(Extracted records)
▬▬▬
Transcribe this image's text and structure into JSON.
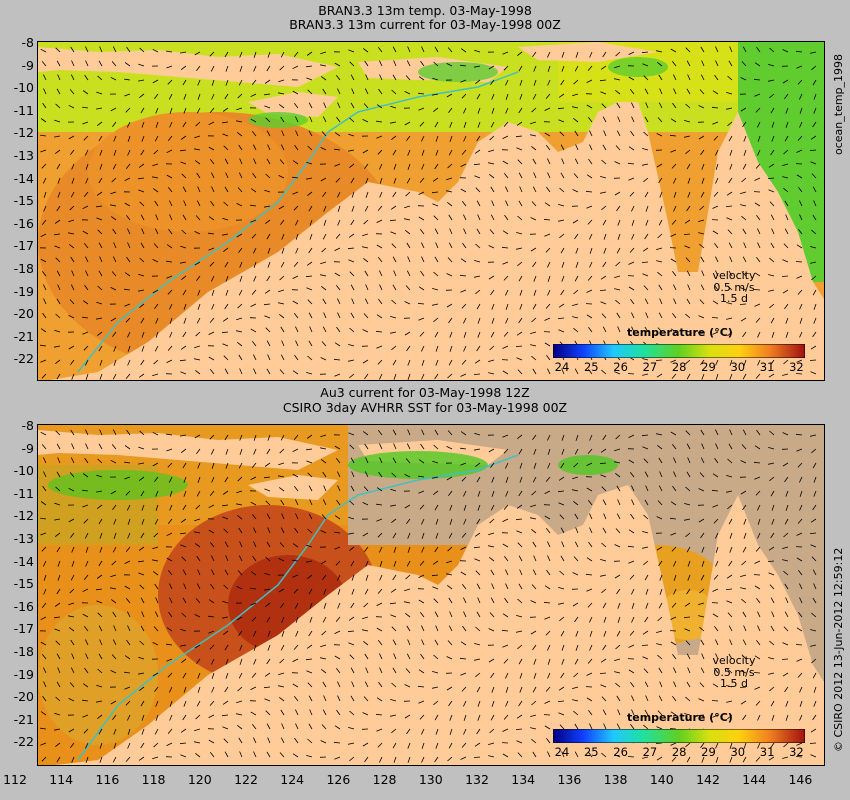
{
  "top_panel": {
    "title_line1": "BRAN3.3 13m temp. 03-May-1998",
    "title_line2": "BRAN3.3 13m current for 03-May-1998 00Z",
    "velocity_label": "velocity",
    "velocity_speed": "0.5 m/s",
    "velocity_time": "1.5 d",
    "legend_title": "temperature (°C)"
  },
  "bottom_panel": {
    "title_line1": "Au3 current for 03-May-1998 12Z",
    "title_line2": "CSIRO 3day AVHRR SST for 03-May-1998 00Z",
    "velocity_label": "velocity",
    "velocity_speed": "0.5 m/s",
    "velocity_time": "1.5 d",
    "legend_title": "temperature (°C)"
  },
  "y_ticks": [
    "-8",
    "-9",
    "-10",
    "-11",
    "-12",
    "-13",
    "-14",
    "-15",
    "-16",
    "-17",
    "-18",
    "-19",
    "-20",
    "-21",
    "-22"
  ],
  "x_ticks": [
    "112",
    "114",
    "116",
    "118",
    "120",
    "122",
    "124",
    "126",
    "128",
    "130",
    "132",
    "134",
    "136",
    "138",
    "140",
    "142",
    "144",
    "146"
  ],
  "colorbar_ticks": [
    "24",
    "25",
    "26",
    "27",
    "28",
    "29",
    "30",
    "31",
    "32"
  ],
  "side_label_top": "ocean_temp_1998",
  "side_label_bottom": "© CSIRO 2012  13-Jun-2012 12:59:12",
  "colors": {
    "land": "#ffcc99",
    "cloud": "#c9aa88",
    "warm": "#e8901a",
    "cool": "#50c820",
    "background": "#c0c0c0"
  }
}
▬▬▬
▶ **Task brief**: From the material above, gather all lines that include the string "current" and copy them.

▶ **Solution to this task**:
    "title_line2": "BRAN3.3 13m current for 03-May-1998 00Z",
    "title_line1": "Au3 current for 03-May-1998 12Z",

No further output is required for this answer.